# The request:
Collect each line of the entries that holds the string "item".

# Stored data entries:
_____

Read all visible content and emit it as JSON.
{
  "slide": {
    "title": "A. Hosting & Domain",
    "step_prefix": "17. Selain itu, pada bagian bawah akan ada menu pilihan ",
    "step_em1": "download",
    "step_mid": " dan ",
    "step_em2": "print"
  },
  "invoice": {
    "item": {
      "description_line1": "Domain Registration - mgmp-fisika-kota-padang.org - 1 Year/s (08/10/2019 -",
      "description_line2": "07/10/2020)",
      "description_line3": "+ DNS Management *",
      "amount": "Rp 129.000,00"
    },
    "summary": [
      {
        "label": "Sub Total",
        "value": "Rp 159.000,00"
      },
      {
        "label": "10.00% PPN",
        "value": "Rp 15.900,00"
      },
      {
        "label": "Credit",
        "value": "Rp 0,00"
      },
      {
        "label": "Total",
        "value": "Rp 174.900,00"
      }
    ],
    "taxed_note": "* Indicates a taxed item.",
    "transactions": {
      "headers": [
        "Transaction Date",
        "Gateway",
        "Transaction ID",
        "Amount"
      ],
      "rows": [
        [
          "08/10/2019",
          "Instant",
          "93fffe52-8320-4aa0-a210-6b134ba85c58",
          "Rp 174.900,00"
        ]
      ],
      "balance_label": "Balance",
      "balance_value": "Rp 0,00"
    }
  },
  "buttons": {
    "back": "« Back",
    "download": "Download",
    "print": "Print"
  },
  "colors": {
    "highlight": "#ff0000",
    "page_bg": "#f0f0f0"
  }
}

_____

# Solution below:
    "item": {
    "taxed_note": "* Indicates a taxed item.",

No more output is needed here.